→ **Stated goal**
Among the entries, which lines carry the string "JSON"? Copy each of them.

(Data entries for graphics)
■ ■ ■ ■ ■ ■ ■
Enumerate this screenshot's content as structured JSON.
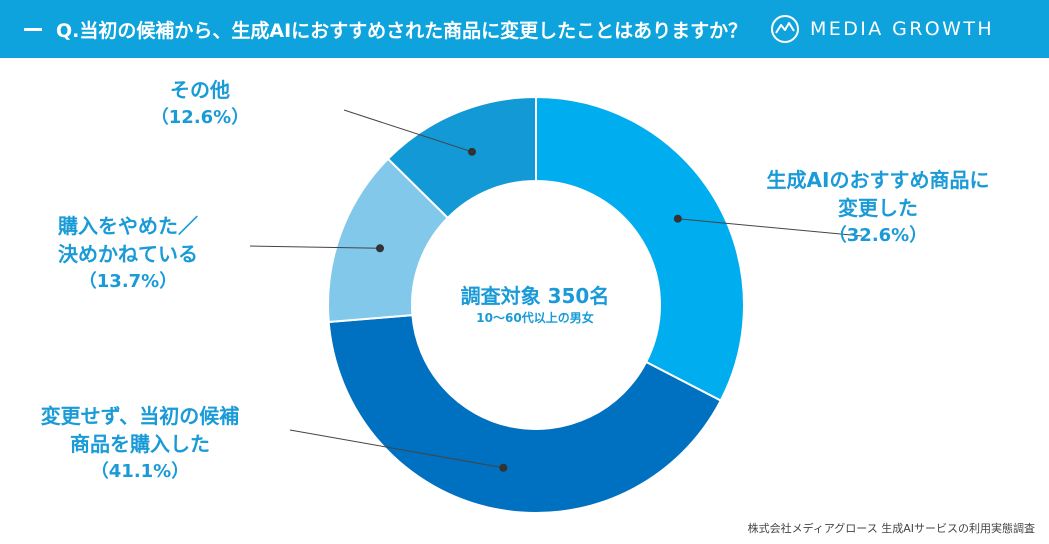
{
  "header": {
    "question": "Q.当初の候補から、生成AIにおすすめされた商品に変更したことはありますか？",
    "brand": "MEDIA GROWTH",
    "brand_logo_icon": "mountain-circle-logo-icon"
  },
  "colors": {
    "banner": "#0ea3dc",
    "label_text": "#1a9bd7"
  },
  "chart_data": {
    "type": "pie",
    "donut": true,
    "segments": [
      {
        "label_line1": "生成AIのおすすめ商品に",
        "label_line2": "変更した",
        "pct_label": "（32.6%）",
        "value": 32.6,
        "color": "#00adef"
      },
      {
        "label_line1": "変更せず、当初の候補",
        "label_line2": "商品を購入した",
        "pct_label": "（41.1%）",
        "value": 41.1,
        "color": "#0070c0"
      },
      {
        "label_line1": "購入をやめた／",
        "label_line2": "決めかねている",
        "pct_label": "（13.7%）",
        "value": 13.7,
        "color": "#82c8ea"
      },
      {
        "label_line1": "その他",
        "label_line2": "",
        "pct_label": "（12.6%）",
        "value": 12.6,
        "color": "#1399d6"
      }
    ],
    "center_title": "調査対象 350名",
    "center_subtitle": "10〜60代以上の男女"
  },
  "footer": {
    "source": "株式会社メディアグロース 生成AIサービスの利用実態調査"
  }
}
■ ■ ■ ■ ■ ■ ■
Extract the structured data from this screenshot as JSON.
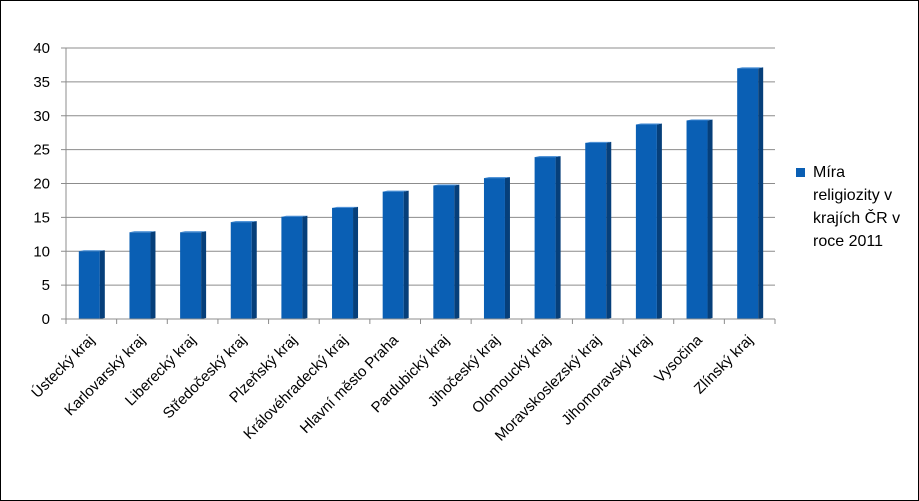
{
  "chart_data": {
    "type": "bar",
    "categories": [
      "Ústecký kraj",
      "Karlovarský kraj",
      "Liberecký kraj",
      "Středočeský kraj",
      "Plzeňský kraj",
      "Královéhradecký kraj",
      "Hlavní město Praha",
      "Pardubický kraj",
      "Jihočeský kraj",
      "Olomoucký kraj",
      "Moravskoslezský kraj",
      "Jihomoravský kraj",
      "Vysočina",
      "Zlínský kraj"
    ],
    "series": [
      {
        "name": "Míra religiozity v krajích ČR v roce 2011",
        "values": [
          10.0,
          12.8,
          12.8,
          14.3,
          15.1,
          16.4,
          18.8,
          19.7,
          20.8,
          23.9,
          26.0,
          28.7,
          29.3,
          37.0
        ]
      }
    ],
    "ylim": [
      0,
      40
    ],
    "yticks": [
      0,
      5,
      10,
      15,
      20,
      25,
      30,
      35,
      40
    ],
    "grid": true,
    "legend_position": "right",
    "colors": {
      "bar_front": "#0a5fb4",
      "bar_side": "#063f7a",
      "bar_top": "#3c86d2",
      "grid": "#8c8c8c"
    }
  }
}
■ ■ ■ ■ ■ ■ ■
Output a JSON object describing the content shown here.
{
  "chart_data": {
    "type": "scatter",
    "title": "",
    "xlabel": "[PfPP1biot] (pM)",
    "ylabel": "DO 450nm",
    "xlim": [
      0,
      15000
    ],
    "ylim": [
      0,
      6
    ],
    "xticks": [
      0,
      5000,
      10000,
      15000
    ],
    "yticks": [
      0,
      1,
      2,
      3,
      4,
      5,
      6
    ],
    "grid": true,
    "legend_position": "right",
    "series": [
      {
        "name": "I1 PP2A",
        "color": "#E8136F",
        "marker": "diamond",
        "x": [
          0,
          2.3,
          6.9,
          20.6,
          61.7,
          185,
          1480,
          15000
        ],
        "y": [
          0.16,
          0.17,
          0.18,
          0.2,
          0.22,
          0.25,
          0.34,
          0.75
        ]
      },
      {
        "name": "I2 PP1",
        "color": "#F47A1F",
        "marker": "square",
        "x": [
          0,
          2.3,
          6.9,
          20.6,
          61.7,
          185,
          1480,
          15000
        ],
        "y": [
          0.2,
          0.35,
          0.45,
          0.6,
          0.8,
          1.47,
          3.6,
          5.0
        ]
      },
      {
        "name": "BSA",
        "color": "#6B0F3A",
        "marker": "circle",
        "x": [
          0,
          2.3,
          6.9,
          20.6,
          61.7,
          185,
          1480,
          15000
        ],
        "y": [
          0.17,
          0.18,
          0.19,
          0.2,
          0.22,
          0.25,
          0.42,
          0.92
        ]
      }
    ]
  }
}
■ ■ ■ ■ ■ ■ ■
→ **Task output**
Enumerate this screenshot's content as structured JSON.
Extract the structured data from this screenshot as JSON.
Output a JSON object describing the content shown here.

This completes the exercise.